JOB — Extract each line from the items below that contains the string "score". Matching is case-sensitive.
== GIVEN ENTRIES
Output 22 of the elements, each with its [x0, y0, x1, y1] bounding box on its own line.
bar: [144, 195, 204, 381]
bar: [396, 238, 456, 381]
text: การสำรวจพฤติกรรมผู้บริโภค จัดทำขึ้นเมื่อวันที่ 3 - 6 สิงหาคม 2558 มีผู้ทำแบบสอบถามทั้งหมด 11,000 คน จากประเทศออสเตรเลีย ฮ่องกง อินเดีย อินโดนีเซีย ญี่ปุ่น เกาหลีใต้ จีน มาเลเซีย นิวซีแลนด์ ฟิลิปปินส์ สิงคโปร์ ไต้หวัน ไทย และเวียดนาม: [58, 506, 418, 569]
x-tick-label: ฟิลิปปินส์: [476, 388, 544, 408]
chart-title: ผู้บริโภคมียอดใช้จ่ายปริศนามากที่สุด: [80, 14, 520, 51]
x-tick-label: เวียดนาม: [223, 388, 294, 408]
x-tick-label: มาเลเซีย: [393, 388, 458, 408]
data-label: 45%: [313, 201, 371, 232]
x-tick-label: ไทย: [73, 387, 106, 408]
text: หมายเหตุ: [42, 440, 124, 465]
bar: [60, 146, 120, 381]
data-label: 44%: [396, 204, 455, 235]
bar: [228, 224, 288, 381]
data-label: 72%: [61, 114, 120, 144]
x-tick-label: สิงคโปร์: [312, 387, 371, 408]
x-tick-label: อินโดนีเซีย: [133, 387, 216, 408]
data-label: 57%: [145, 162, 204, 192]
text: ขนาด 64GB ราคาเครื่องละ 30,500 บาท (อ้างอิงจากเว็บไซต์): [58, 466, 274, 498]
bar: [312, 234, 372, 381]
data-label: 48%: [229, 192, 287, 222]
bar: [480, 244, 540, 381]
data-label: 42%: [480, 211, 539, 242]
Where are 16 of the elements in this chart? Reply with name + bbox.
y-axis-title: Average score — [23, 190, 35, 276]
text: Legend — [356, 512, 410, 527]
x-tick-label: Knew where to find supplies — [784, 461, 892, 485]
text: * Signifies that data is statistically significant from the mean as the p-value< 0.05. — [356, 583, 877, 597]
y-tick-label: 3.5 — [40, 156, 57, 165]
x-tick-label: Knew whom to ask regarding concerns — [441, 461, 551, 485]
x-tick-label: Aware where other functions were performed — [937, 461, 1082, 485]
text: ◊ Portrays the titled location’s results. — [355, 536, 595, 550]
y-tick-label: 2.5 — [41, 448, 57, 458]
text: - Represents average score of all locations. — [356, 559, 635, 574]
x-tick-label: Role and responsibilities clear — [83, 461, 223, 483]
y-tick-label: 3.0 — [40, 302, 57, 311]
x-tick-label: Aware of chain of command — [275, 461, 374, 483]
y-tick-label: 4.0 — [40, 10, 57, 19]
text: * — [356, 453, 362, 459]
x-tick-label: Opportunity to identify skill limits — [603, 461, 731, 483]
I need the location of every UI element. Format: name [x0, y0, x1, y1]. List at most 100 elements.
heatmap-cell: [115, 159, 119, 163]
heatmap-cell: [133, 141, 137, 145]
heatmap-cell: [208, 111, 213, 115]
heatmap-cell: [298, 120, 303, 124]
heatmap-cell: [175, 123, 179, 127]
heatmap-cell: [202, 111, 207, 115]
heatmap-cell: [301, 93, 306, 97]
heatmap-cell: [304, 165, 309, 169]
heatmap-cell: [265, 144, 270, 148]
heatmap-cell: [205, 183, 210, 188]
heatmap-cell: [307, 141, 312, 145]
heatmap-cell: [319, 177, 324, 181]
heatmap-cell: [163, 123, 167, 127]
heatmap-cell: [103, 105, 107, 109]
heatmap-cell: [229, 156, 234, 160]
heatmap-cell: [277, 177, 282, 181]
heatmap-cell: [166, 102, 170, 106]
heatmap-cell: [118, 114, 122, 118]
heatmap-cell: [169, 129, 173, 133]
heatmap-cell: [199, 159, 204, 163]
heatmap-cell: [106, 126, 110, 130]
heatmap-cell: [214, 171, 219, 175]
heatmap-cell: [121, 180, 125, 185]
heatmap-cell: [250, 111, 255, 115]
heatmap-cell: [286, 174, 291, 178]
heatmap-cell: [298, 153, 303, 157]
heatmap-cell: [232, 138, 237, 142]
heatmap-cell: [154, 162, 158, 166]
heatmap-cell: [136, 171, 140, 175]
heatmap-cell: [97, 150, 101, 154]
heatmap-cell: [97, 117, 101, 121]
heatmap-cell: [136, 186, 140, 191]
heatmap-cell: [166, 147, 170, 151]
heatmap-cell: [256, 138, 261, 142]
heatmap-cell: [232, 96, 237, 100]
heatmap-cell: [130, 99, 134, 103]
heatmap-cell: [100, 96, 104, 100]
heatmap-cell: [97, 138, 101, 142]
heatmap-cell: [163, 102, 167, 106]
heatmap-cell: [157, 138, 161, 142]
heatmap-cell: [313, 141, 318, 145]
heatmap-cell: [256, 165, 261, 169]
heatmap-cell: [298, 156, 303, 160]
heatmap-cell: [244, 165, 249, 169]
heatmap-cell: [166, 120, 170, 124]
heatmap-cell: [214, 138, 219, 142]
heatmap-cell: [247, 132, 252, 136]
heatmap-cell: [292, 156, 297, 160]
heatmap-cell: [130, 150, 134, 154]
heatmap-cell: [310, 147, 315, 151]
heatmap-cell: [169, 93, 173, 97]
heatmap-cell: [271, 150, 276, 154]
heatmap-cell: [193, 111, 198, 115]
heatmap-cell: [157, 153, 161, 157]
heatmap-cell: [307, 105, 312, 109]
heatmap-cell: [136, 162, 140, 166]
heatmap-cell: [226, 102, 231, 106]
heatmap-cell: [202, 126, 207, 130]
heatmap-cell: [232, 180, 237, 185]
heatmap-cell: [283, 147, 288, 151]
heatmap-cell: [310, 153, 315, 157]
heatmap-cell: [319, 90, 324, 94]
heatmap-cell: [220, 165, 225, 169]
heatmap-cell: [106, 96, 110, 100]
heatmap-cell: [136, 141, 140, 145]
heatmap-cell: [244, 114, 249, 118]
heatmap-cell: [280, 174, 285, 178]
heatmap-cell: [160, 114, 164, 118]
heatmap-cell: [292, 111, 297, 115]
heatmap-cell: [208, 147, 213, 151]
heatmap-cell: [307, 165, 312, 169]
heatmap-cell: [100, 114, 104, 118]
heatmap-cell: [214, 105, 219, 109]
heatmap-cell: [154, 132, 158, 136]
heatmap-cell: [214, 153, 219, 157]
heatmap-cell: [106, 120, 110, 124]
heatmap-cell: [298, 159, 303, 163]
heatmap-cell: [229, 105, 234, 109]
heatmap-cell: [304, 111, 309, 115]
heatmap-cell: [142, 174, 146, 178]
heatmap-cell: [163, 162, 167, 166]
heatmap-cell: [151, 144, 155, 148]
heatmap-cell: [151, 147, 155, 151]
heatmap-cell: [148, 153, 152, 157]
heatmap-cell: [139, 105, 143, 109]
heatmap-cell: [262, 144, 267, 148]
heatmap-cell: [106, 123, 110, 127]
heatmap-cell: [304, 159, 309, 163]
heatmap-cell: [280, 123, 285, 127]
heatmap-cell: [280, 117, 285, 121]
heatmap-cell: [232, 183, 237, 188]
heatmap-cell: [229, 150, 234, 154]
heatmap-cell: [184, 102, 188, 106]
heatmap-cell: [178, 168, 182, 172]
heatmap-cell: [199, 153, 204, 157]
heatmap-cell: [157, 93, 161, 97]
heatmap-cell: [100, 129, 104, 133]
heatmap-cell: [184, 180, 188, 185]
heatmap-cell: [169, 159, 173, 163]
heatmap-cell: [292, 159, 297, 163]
====
WRITTEN SOLUTION —
y-axis-title: Average score — [23, 190, 35, 276]
text: - Represents average score of all locations. — [356, 559, 635, 574]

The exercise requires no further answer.